══ Material provided

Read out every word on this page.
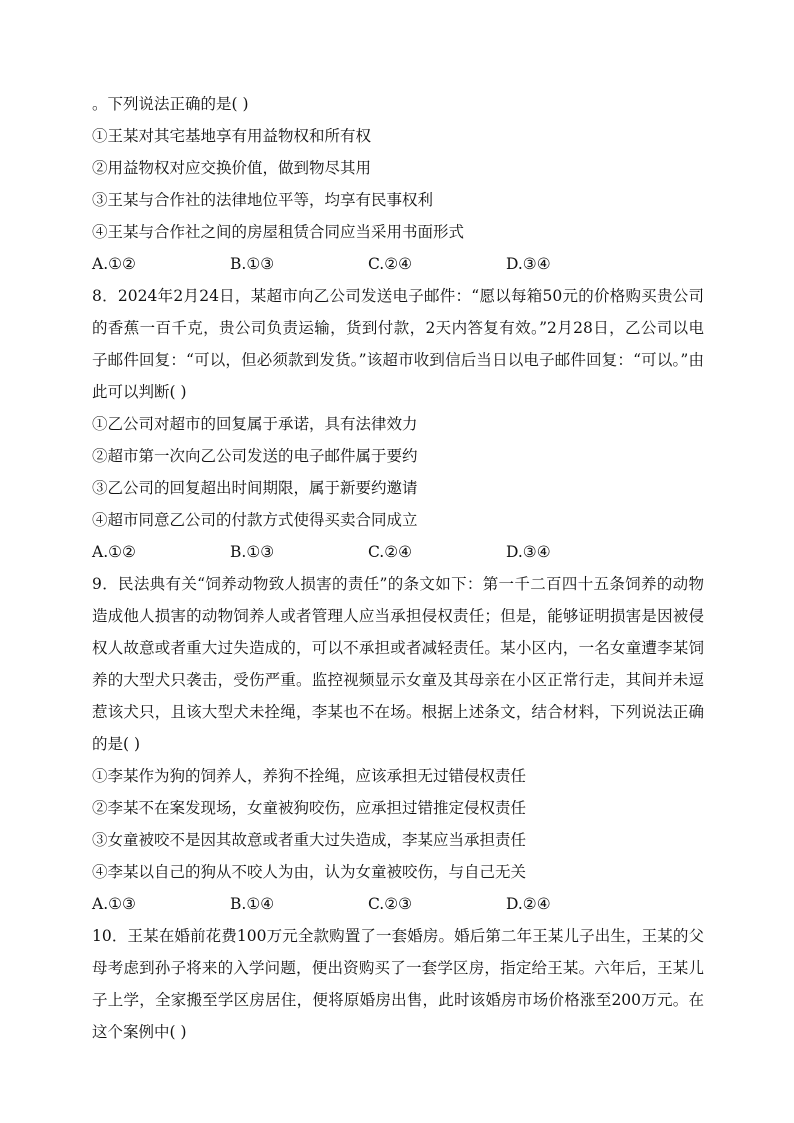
。下列说法正确的是( )
①王某对其宅基地享有用益物权和所有权
②用益物权对应交换价值，做到物尽其用
③王某与合作社的法律地位平等，均享有民事权利
④王某与合作社之间的房屋租赁合同应当采用书面形式
A.①②	B.①③	C.②④	D.③④
8．2024年2月24日，某超市向乙公司发送电子邮件：“愿以每箱50元的价格购买贵公司的香蕉一百千克，贵公司负责运输，货到付款，2天内答复有效。”2月28日，乙公司以电子邮件回复：“可以，但必须款到发货。”该超市收到信后当日以电子邮件回复：“可以。”由此可以判断( )
①乙公司对超市的回复属于承诺，具有法律效力
②超市第一次向乙公司发送的电子邮件属于要约
③乙公司的回复超出时间期限，属于新要约邀请
④超市同意乙公司的付款方式使得买卖合同成立
A.①②	B.①③	C.②④	D.③④
9．民法典有关“饲养动物致人损害的责任”的条文如下：第一千二百四十五条饲养的动物造成他人损害的动物饲养人或者管理人应当承担侵权责任；但是，能够证明损害是因被侵权人故意或者重大过失造成的，可以不承担或者减轻责任。某小区内，一名女童遭李某饲养的大型犬只袭击，受伤严重。监控视频显示女童及其母亲在小区正常行走，其间并未逗惹该犬只，且该大型犬未拴绳，李某也不在场。根据上述条文，结合材料，下列说法正确的是( )
①李某作为狗的饲养人，养狗不拴绳，应该承担无过错侵权责任
②李某不在案发现场，女童被狗咬伤，应承担过错推定侵权责任
③女童被咬不是因其故意或者重大过失造成，李某应当承担责任
④李某以自己的狗从不咬人为由，认为女童被咬伤，与自己无关
A.①③	B.①④	C.②③	D.②④
10．王某在婚前花费100万元全款购置了一套婚房。婚后第二年王某儿子出生，王某的父母考虑到孙子将来的入学问题，便出资购买了一套学区房，指定给王某。六年后，王某儿子上学，全家搬至学区房居住，便将原婚房出售，此时该婚房市场价格涨至200万元。在这个案例中( )
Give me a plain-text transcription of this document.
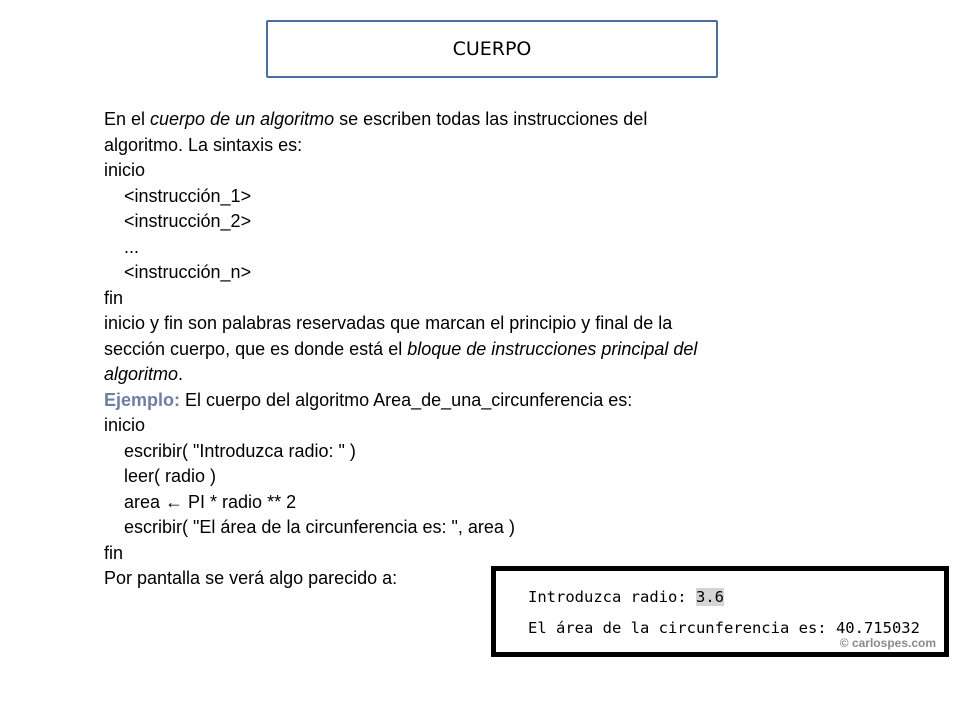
CUERPO
En el cuerpo de un algoritmo se escriben todas las instrucciones del
algoritmo. La sintaxis es:
inicio
<instrucción_1>
<instrucción_2>
...
<instrucción_n>
fin
inicio y fin son palabras reservadas que marcan el principio y final de la
sección cuerpo, que es donde está el bloque de instrucciones principal del
algoritmo.
Ejemplo: El cuerpo del algoritmo Area_de_una_circunferencia es:
inicio
escribir( "Introduzca radio: " )
leer( radio )
area ← PI * radio ** 2
escribir( "El área de la circunferencia es: ", area )
fin
Por pantalla se verá algo parecido a:
Introduzca radio: 3.6
El área de la circunferencia es: 40.715032
© carlospes.com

════

Written request - Take the line containing "Give me a plain-text" and every line after it up to the end of the entries, and quote them exactly. Both ends count; the pictures do not.

Exercise answer -
Give me a plain-text transcription of this document.
CUERPO
En el cuerpo de un algoritmo se escriben todas las instrucciones del
algoritmo. La sintaxis es:
inicio
<instrucción_1>
<instrucción_2>
...
<instrucción_n>
fin
inicio y fin son palabras reservadas que marcan el principio y final de la
sección cuerpo, que es donde está el bloque de instrucciones principal del
algoritmo.
Ejemplo: El cuerpo del algoritmo Area_de_una_circunferencia es:
inicio
escribir( "Introduzca radio: " )
leer( radio )
area ← PI * radio ** 2
escribir( "El área de la circunferencia es: ", area )
fin
Por pantalla se verá algo parecido a:
Introduzca radio: 3.6
El área de la circunferencia es: 40.715032
© carlospes.com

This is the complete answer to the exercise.